▶ **Directions for this task**
Reproduce this listing in full.

▶ **Entries supplied**
------------------------------------------------------------------------

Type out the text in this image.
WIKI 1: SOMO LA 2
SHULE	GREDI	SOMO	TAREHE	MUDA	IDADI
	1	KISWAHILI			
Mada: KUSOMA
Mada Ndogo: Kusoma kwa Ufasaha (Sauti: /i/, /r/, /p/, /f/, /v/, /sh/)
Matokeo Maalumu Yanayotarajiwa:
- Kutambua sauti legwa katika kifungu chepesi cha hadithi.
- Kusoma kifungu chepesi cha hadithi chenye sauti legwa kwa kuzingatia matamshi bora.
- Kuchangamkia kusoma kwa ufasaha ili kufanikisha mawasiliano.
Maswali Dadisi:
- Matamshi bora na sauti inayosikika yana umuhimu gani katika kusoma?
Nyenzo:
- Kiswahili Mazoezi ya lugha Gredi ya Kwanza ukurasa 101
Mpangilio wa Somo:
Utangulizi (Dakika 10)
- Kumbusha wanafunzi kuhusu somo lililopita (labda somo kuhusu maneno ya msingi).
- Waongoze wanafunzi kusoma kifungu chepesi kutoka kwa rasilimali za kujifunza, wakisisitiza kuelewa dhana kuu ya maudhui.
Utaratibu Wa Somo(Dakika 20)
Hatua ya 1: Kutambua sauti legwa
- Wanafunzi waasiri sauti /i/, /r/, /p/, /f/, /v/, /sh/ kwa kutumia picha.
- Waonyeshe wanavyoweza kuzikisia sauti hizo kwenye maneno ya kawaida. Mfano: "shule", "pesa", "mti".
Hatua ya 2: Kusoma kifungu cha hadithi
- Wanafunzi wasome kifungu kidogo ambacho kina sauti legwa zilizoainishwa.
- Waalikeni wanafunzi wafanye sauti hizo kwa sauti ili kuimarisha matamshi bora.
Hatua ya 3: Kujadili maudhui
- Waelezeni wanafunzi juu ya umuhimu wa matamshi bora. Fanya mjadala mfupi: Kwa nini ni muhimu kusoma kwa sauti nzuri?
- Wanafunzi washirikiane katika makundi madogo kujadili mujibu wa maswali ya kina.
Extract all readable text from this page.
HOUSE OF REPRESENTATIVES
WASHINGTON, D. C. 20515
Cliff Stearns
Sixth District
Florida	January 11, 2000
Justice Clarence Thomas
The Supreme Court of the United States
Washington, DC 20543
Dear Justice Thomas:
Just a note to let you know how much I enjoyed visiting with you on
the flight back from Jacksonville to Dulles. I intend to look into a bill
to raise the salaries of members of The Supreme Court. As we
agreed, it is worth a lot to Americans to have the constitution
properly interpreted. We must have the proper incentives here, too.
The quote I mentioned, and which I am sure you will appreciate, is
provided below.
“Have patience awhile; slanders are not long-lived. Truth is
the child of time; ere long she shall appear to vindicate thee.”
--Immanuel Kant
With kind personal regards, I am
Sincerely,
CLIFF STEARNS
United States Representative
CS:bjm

------------------------------------------------------------------------

▶ **Exercise output**
Type out the text in this image.
WIKI 1: SOMO LA 2
SHULE	GREDI	SOMO	TAREHE	MUDA	IDADI
	1	KISWAHILI			
Mada: KUSOMA
Mada Ndogo: Kusoma kwa Ufasaha (Sauti: /i/, /r/, /p/, /f/, /v/, /sh/)
Matokeo Maalumu Yanayotarajiwa:
- Kutambua sauti legwa katika kifungu chepesi cha hadithi.
- Kusoma kifungu chepesi cha hadithi chenye sauti legwa kwa kuzingatia matamshi bora.
- Kuchangamkia kusoma kwa ufasaha ili kufanikisha mawasiliano.
Maswali Dadisi:
- Matamshi bora na sauti inayosikika yana umuhimu gani katika kusoma?
Nyenzo:
- Kiswahili Mazoezi ya lugha Gredi ya Kwanza ukurasa 101
Mpangilio wa Somo:
Utangulizi (Dakika 10)
- Kumbusha wanafunzi kuhusu somo lililopita (labda somo kuhusu maneno ya msingi).
- Waongoze wanafunzi kusoma kifungu chepesi kutoka kwa rasilimali za kujifunza, wakisisitiza kuelewa dhana kuu ya maudhui.
Utaratibu Wa Somo(Dakika 20)
Hatua ya 1: Kutambua sauti legwa
- Wanafunzi waasiri sauti /i/, /r/, /p/, /f/, /v/, /sh/ kwa kutumia picha.
- Waonyeshe wanavyoweza kuzikisia sauti hizo kwenye maneno ya kawaida. Mfano: "shule", "pesa", "mti".
Hatua ya 2: Kusoma kifungu cha hadithi
- Wanafunzi wasome kifungu kidogo ambacho kina sauti legwa zilizoainishwa.
- Waalikeni wanafunzi wafanye sauti hizo kwa sauti ili kuimarisha matamshi bora.
Hatua ya 3: Kujadili maudhui
- Waelezeni wanafunzi juu ya umuhimu wa matamshi bora. Fanya mjadala mfupi: Kwa nini ni muhimu kusoma kwa sauti nzuri?
- Wanafunzi washirikiane katika makundi madogo kujadili mujibu wa maswali ya kina.
Extract all readable text from this page.
HOUSE OF REPRESENTATIVES
WASHINGTON, D. C. 20515
Cliff Stearns
Sixth District
Florida	January 11, 2000
Justice Clarence Thomas
The Supreme Court of the United States
Washington, DC 20543
Dear Justice Thomas:
Just a note to let you know how much I enjoyed visiting with you on
the flight back from Jacksonville to Dulles. I intend to look into a bill
to raise the salaries of members of The Supreme Court. As we
agreed, it is worth a lot to Americans to have the constitution
properly interpreted. We must have the proper incentives here, too.
The quote I mentioned, and which I am sure you will appreciate, is
provided below.
“Have patience awhile; slanders are not long-lived. Truth is
the child of time; ere long she shall appear to vindicate thee.”
--Immanuel Kant
With kind personal regards, I am
Sincerely,
CLIFF STEARNS
United States Representative
CS:bjm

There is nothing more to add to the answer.